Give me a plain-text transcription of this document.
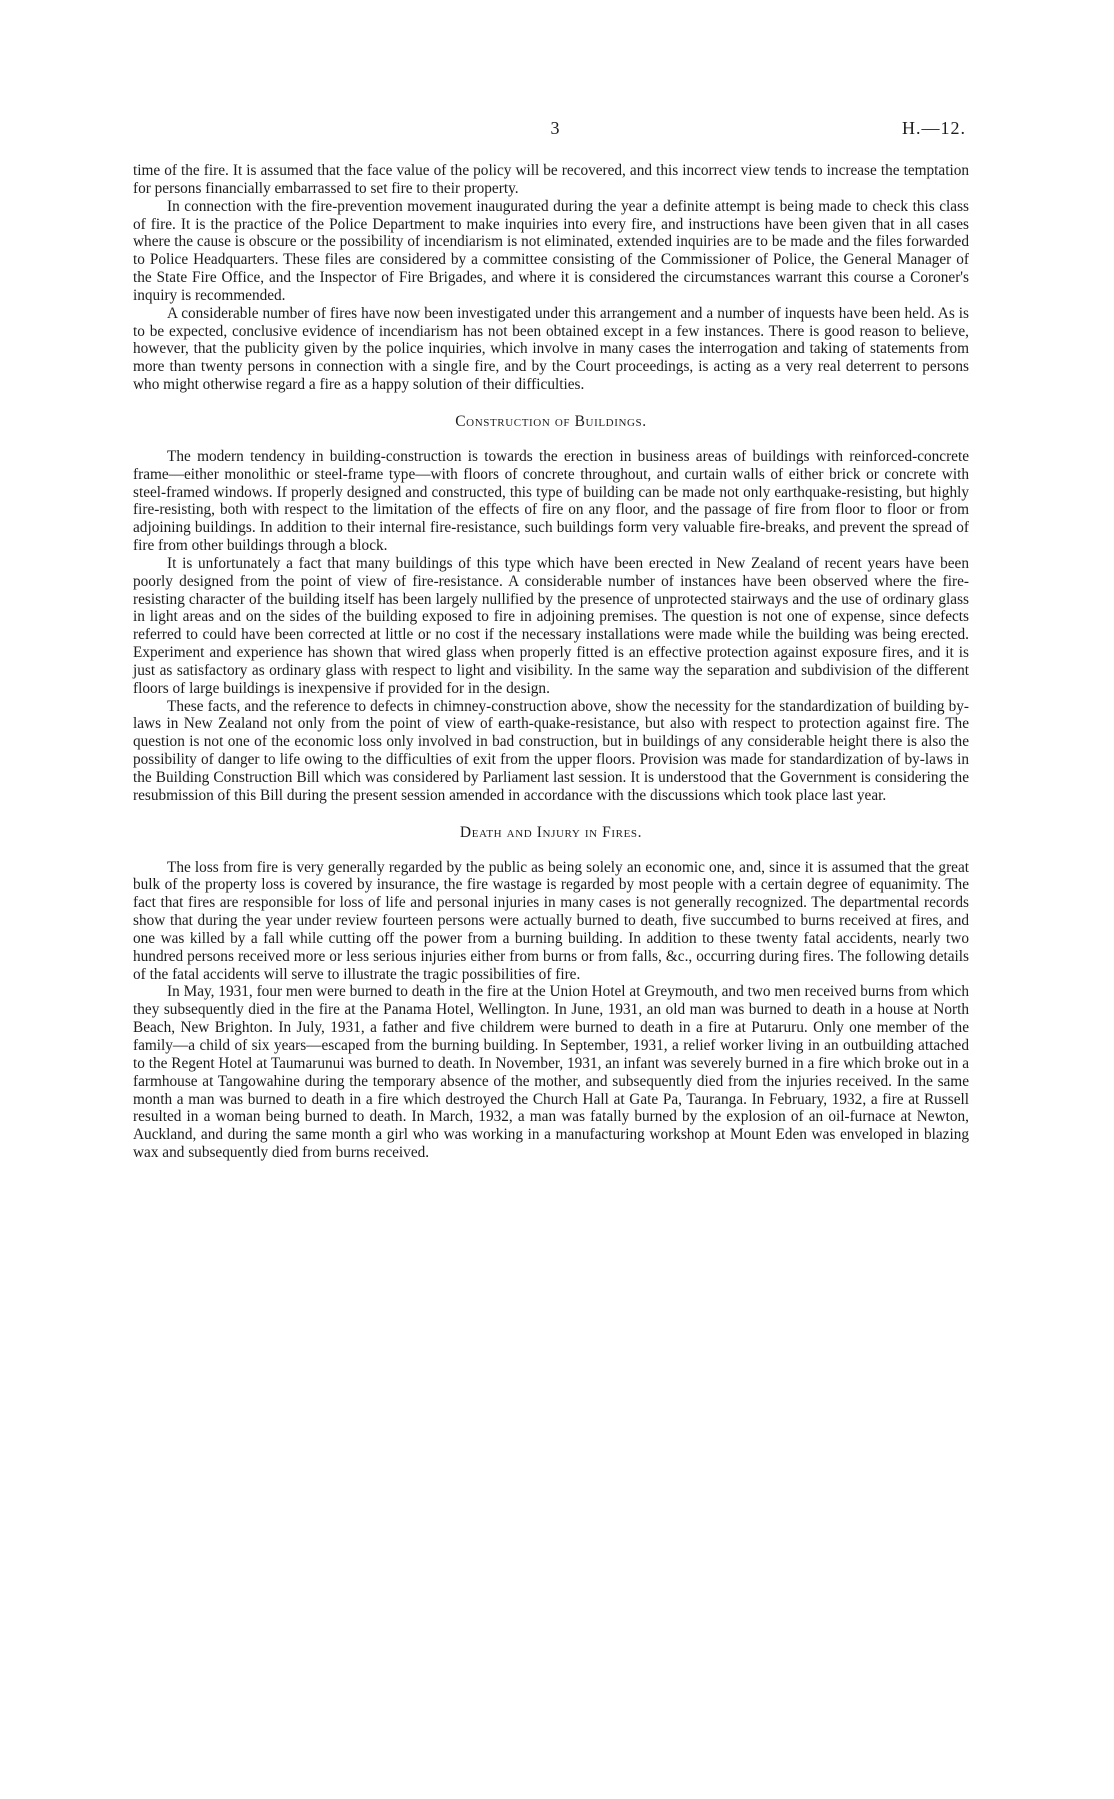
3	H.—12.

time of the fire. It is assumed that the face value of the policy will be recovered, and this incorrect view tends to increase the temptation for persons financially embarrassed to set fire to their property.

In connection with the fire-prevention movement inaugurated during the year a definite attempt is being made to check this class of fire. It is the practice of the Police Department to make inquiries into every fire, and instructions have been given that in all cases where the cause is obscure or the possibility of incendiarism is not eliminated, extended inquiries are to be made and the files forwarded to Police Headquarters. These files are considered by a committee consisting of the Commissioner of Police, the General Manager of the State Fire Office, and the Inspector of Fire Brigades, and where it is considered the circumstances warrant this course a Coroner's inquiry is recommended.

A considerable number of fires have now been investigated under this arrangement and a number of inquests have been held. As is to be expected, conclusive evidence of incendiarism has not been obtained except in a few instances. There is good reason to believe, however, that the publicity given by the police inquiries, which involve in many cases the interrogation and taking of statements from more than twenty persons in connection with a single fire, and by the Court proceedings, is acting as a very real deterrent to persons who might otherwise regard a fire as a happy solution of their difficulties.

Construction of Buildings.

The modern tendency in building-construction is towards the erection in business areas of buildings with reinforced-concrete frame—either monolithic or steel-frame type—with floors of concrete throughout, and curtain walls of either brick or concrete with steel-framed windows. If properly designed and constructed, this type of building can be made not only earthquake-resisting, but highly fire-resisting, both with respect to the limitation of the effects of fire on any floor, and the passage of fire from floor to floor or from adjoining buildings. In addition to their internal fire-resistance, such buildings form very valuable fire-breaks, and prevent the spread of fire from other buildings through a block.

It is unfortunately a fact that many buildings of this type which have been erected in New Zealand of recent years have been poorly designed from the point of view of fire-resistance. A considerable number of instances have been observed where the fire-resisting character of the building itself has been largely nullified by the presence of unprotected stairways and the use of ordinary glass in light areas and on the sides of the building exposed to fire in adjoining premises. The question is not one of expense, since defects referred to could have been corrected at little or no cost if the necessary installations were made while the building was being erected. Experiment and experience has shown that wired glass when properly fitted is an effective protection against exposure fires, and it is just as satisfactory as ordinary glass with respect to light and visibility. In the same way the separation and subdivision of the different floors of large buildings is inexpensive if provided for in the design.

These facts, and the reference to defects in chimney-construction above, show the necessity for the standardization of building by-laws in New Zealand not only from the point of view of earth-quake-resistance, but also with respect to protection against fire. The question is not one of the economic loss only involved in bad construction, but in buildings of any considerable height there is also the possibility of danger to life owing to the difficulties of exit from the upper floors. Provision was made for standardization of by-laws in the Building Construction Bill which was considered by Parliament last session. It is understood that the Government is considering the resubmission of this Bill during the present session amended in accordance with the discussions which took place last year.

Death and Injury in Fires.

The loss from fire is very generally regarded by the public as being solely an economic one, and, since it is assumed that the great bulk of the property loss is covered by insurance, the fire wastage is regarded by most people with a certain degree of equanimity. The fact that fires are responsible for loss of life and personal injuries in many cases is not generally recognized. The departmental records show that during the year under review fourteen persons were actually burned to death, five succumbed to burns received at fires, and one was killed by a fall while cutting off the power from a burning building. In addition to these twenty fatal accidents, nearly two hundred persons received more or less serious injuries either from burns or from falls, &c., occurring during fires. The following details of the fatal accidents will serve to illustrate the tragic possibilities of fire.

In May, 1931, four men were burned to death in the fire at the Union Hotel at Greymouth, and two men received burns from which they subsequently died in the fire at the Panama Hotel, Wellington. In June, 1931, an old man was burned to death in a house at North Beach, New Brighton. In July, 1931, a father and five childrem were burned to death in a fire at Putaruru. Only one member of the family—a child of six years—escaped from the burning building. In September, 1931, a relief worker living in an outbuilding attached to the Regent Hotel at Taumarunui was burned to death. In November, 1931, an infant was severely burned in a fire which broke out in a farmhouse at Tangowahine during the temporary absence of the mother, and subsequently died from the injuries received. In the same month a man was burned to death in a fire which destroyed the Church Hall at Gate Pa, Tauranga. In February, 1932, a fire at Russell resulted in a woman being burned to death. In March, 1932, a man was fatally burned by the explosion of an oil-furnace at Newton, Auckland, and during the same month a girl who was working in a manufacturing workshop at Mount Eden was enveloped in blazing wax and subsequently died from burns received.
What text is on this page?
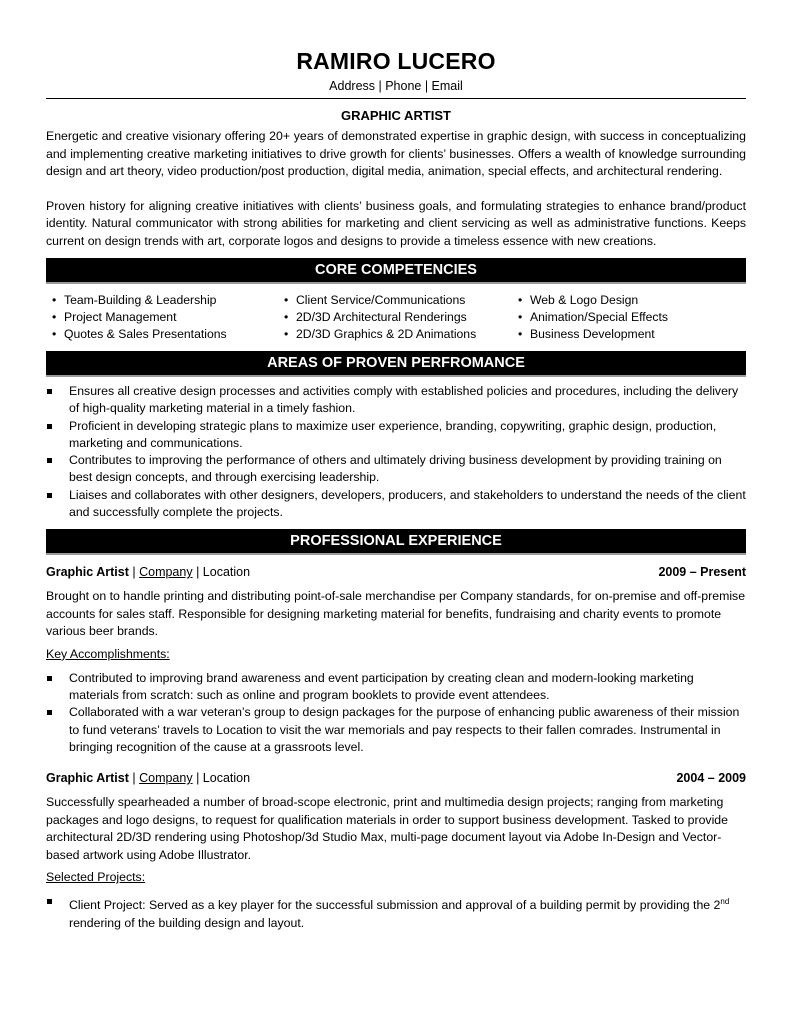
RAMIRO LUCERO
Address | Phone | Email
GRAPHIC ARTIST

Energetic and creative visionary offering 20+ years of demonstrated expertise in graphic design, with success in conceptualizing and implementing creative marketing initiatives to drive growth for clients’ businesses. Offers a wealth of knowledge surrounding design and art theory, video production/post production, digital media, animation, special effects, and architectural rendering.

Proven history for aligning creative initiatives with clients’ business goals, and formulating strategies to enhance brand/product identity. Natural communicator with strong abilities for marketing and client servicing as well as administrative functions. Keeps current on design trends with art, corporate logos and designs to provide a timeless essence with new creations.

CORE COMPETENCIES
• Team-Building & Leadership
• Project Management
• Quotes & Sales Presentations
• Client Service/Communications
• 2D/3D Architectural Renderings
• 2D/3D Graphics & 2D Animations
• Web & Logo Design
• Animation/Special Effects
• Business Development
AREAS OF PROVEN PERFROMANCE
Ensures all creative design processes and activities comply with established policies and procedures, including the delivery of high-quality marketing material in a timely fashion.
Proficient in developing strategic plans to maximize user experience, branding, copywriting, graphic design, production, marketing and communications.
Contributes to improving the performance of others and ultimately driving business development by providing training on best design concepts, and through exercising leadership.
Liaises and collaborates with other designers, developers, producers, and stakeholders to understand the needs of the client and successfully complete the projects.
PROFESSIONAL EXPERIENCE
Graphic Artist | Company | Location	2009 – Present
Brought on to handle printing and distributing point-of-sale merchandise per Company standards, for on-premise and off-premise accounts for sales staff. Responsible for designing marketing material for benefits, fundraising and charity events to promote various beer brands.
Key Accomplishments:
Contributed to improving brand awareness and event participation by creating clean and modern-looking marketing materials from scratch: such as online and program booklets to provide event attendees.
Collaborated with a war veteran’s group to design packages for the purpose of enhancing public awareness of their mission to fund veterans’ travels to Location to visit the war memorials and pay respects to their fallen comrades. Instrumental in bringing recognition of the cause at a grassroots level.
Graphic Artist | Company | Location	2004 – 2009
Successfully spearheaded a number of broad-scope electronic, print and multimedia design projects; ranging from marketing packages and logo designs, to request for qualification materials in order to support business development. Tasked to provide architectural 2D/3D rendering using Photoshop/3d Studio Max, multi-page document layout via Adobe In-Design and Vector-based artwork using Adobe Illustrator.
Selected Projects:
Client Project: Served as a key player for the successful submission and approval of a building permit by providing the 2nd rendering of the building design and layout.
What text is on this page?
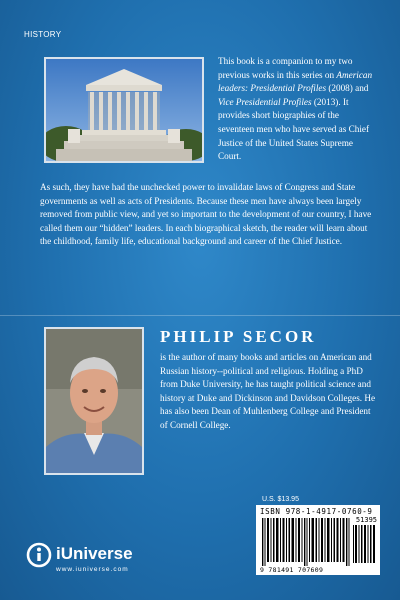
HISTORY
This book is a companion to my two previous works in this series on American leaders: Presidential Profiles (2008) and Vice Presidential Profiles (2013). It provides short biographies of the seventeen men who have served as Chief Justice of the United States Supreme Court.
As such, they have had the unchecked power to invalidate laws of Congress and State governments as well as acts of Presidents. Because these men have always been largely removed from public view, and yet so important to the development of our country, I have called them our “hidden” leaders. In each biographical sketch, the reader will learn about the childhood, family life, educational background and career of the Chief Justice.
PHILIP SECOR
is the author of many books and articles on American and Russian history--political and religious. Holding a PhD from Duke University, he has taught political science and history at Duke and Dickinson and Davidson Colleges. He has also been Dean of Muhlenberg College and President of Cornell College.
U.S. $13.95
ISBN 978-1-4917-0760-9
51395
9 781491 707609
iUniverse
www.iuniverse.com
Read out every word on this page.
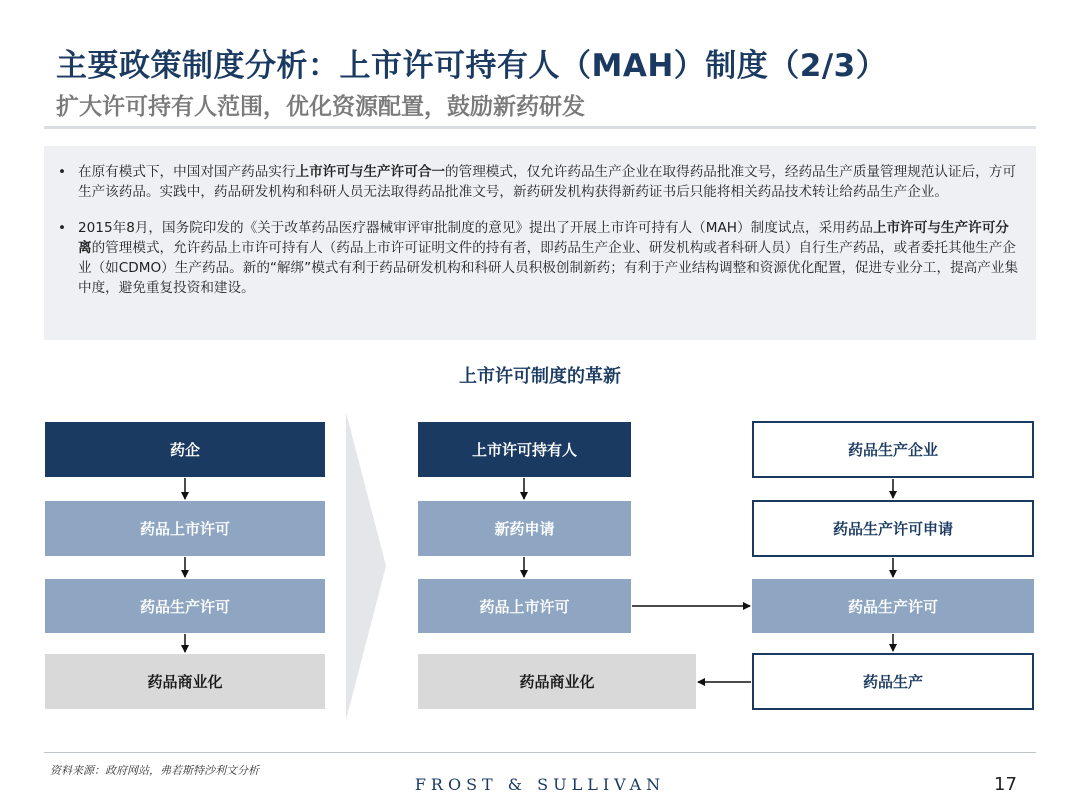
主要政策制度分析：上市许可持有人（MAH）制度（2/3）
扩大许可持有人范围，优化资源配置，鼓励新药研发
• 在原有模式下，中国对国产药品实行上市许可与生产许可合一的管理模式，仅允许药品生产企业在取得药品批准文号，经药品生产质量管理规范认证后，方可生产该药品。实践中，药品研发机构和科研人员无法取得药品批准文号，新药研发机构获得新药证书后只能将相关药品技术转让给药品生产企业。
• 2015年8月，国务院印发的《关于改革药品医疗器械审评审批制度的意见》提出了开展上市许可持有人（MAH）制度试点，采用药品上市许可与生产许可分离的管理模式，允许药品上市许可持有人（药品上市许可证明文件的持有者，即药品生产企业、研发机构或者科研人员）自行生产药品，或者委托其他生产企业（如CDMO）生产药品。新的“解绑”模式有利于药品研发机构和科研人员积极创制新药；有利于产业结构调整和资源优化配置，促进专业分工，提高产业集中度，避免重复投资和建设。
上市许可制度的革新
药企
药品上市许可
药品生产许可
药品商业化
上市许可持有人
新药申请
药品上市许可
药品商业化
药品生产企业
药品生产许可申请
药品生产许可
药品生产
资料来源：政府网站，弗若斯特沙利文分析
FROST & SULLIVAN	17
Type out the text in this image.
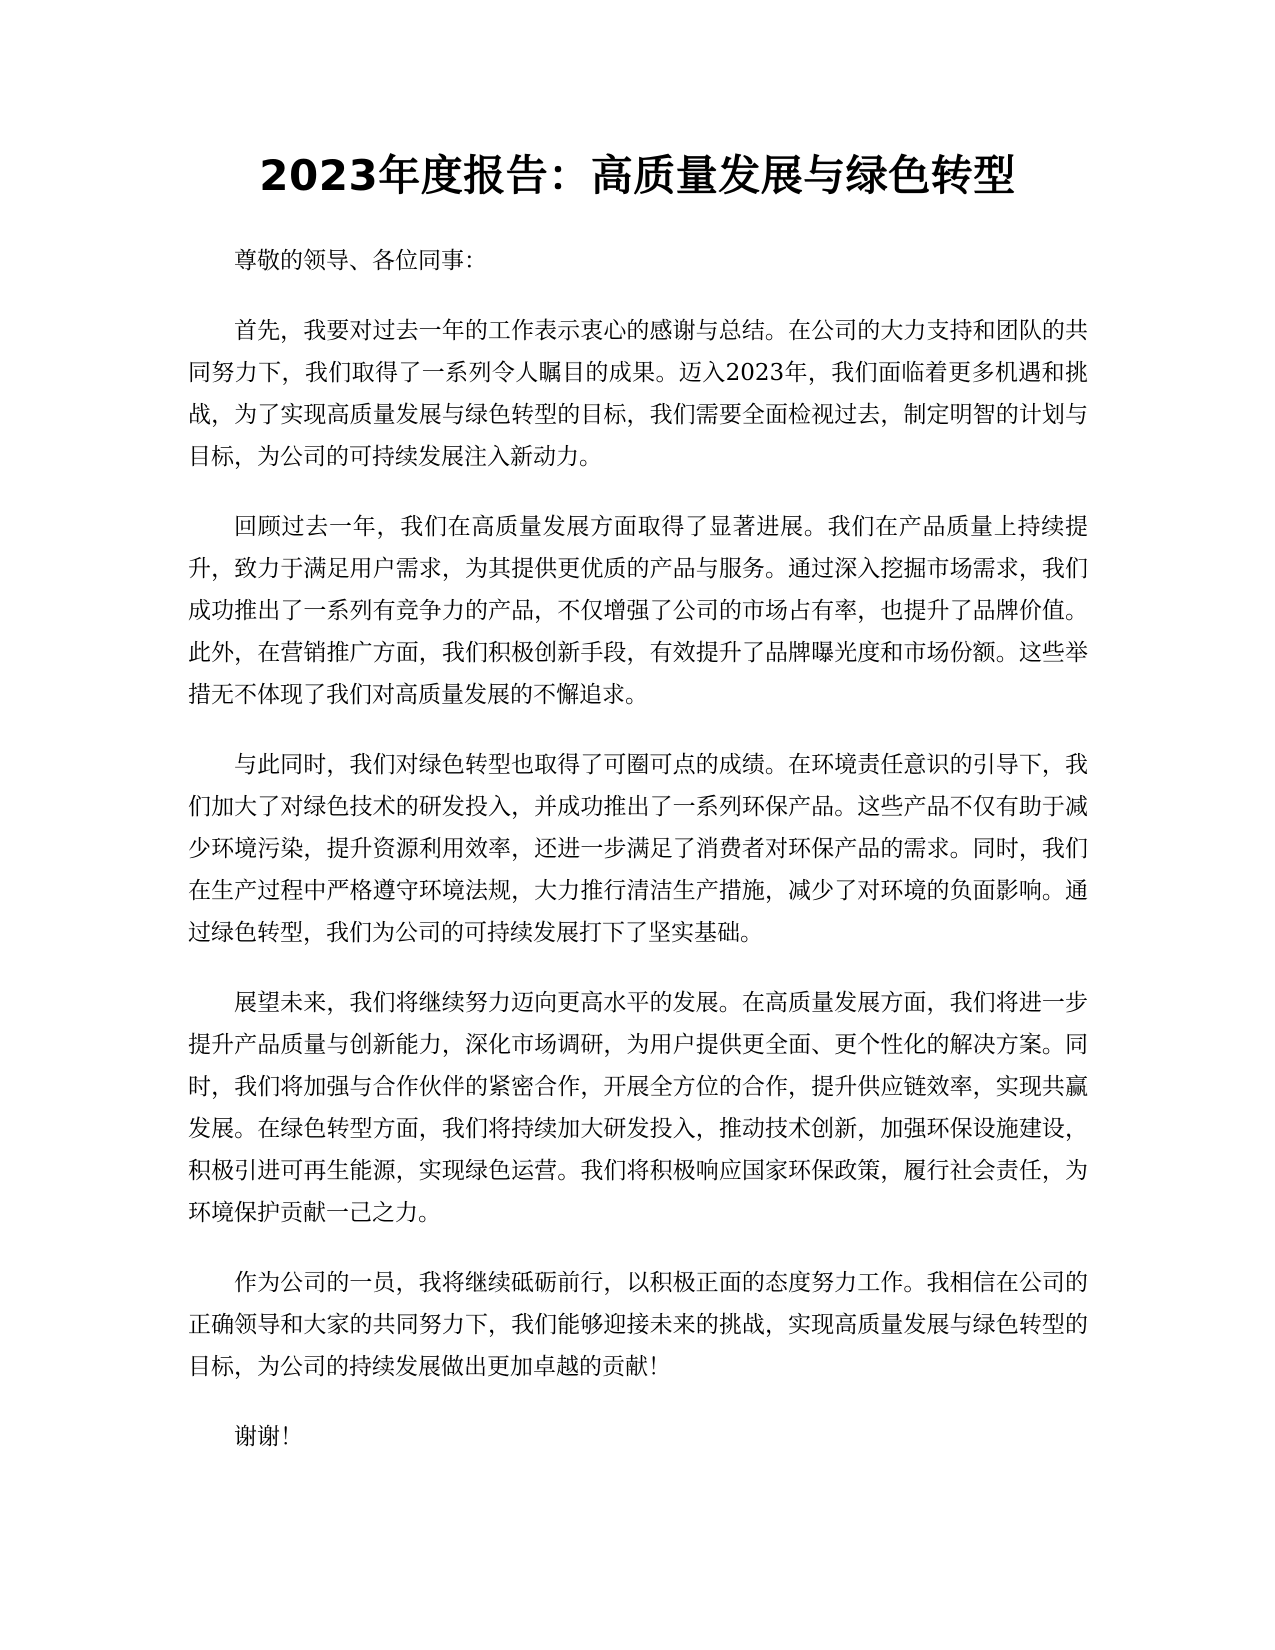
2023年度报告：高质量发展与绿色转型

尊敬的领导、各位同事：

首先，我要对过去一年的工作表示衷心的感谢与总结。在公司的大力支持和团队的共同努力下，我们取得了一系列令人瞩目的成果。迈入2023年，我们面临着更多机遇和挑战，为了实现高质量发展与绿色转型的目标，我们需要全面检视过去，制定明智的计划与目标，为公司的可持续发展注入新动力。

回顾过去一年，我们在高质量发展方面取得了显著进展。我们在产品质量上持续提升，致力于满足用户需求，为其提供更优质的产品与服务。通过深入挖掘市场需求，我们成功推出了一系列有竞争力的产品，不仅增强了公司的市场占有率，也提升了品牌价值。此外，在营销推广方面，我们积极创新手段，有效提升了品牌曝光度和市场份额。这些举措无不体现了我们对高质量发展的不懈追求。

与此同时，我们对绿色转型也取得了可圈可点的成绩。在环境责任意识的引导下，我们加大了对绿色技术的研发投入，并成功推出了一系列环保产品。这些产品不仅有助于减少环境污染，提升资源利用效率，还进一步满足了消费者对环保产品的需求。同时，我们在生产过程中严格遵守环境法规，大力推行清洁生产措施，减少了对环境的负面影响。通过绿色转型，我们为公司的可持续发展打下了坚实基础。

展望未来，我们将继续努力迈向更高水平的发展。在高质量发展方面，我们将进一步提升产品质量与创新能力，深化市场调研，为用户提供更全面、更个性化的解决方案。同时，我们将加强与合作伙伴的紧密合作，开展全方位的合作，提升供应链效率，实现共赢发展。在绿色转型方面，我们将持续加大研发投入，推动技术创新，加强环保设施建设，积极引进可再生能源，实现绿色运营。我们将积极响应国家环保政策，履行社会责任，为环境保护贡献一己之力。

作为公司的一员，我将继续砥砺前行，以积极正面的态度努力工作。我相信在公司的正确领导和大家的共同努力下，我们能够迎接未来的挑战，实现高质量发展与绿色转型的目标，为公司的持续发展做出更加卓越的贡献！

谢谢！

# [EXERCISE DIRECTIONS]
Give the number of lines containing the word "text". No other answer is needed.

# [SOLUTION TO THIS EXERCISE]
4